Please say how many lines of the listing hold "this", with no other words in the answer.

____________________

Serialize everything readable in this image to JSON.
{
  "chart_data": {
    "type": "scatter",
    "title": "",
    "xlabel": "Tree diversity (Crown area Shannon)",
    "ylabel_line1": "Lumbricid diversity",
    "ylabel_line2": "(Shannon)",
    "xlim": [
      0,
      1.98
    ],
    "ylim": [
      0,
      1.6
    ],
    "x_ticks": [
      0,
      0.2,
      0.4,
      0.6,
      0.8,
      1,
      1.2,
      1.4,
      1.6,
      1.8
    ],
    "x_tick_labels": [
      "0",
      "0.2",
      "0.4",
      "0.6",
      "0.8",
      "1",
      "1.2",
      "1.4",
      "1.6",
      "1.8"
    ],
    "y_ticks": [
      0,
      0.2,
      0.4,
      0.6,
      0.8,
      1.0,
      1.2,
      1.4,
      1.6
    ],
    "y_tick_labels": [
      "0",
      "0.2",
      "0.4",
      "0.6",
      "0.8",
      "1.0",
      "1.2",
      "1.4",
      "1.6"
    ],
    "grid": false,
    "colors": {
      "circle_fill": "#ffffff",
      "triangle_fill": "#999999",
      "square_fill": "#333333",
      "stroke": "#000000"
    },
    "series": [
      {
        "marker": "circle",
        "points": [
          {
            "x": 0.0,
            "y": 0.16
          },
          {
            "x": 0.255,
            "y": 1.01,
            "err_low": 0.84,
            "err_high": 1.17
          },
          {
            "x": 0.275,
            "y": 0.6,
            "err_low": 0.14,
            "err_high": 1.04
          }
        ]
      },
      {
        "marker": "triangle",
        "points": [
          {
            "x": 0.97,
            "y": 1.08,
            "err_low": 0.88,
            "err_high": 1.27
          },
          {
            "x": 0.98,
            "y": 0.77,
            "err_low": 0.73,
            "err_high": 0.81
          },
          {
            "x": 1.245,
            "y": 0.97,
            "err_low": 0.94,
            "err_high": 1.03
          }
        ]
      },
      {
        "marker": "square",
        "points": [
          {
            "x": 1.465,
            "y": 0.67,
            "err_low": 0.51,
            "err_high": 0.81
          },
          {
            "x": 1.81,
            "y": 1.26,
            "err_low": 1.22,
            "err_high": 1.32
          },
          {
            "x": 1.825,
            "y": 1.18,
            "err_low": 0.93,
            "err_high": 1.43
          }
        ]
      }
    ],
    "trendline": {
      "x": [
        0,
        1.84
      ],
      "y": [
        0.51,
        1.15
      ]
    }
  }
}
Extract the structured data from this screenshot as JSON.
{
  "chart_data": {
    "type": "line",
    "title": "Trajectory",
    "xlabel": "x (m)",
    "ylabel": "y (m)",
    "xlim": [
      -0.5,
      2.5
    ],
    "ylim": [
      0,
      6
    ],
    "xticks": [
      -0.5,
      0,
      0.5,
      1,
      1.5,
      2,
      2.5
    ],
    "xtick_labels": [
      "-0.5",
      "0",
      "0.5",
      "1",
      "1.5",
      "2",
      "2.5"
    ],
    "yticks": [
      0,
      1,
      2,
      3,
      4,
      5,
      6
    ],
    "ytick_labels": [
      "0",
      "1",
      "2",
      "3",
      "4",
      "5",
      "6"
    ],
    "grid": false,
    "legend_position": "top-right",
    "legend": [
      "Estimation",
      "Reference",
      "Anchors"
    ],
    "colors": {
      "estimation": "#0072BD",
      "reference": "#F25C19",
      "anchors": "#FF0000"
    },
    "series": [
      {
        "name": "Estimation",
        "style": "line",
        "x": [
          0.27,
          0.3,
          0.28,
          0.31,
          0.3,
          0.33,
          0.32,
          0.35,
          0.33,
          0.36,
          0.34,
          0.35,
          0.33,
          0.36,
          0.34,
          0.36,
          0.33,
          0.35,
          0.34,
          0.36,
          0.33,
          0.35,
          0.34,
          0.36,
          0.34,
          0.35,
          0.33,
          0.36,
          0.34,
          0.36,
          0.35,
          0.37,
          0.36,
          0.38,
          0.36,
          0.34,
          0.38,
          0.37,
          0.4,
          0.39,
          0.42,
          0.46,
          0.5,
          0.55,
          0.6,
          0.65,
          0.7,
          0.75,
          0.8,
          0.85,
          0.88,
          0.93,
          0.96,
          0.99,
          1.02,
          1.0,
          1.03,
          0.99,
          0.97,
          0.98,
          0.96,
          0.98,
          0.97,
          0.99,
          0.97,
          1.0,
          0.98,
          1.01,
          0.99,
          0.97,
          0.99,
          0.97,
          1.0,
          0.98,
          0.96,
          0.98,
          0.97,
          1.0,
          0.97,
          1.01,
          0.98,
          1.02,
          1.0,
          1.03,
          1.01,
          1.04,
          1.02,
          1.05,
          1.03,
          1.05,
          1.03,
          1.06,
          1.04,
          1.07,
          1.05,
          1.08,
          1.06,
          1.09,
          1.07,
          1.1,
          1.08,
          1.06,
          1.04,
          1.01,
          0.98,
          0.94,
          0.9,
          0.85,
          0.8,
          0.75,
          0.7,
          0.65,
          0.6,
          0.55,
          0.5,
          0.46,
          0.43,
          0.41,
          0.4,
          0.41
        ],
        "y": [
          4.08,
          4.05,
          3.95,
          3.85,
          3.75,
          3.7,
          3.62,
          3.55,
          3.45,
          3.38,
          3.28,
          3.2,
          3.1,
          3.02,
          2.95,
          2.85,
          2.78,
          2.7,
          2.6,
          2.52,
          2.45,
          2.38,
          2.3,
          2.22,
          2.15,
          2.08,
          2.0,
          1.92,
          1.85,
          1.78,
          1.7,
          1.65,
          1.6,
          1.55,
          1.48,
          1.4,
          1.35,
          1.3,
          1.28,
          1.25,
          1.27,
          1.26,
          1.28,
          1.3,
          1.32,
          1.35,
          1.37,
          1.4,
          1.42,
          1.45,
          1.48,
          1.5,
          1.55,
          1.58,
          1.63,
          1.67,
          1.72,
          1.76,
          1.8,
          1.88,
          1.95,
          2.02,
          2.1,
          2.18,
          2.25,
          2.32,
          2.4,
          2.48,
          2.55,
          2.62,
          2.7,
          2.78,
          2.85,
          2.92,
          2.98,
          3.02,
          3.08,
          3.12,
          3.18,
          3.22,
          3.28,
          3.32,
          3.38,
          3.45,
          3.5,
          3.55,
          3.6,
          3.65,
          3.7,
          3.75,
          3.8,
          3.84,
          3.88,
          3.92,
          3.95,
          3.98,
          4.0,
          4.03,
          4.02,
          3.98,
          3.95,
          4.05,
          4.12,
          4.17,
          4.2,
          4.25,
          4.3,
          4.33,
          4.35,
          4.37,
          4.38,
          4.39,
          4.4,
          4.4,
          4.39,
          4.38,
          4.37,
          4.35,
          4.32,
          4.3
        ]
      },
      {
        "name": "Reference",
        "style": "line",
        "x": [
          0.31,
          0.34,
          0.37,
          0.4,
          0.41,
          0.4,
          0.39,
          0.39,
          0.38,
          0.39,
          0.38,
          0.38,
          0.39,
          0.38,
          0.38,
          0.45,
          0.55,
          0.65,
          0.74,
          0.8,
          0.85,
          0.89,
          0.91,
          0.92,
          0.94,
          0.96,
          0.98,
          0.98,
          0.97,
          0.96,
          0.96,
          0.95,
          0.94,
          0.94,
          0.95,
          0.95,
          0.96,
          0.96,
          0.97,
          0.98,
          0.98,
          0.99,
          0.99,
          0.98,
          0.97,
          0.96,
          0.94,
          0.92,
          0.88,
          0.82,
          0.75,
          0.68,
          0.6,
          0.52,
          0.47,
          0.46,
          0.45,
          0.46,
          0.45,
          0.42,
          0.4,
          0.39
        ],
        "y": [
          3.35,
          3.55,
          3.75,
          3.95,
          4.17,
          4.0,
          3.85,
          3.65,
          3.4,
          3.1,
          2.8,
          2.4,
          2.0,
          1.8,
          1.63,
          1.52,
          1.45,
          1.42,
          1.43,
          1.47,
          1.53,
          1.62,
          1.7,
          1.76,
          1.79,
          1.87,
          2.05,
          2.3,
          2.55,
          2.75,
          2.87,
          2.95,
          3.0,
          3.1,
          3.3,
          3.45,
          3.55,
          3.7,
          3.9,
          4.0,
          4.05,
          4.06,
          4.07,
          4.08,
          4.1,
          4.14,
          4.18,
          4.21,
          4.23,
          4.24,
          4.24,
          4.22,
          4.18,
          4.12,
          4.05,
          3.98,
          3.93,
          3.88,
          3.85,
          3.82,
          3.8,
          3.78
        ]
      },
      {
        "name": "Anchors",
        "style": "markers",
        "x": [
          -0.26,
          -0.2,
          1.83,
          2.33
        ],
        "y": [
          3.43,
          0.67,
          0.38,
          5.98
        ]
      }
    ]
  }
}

____________________

__Correct response__
2